» **WRITTEN TASK**:
Starting at the beginning of the records and ending at the line that contains "legend-label: TUR bound for H", put each line into a Markdown table with two columns, Row and Line, numbering the rows and skipping any blank lines.

» **EXTRACTED ENTRIES**:
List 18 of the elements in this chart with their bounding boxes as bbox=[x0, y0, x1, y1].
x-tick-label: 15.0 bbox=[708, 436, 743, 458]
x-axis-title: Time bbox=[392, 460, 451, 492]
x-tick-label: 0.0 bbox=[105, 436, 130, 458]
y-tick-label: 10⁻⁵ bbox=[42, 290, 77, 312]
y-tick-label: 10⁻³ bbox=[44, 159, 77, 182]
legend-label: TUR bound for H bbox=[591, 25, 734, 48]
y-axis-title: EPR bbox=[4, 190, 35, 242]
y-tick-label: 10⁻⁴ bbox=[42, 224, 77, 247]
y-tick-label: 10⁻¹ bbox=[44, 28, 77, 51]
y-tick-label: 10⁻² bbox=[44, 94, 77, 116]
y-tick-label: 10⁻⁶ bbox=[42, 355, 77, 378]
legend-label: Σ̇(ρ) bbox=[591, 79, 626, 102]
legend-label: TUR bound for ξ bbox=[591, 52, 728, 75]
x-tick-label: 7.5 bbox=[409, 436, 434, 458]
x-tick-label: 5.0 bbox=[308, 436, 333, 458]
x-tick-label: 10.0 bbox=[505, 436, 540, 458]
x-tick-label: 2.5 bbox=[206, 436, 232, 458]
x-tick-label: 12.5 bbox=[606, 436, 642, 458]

» **ANSWER TO THE PROBLEM**:
| Row | Line |
|---|---|
| 1 | List 18 of the elements in this chart with their bounding boxes as bbox=[x0, y0, x1, y1]. |
| 2 | x-tick-label: 15.0 bbox=[708, 436, 743, 458] |
| 3 | x-axis-title: Time bbox=[392, 460, 451, 492] |
| 4 | x-tick-label: 0.0 bbox=[105, 436, 130, 458] |
| 5 | y-tick-label: 10⁻⁵ bbox=[42, 290, 77, 312] |
| 6 | y-tick-label: 10⁻³ bbox=[44, 159, 77, 182] |
| 7 | legend-label: TUR bound for H bbox=[591, 25, 734, 48] |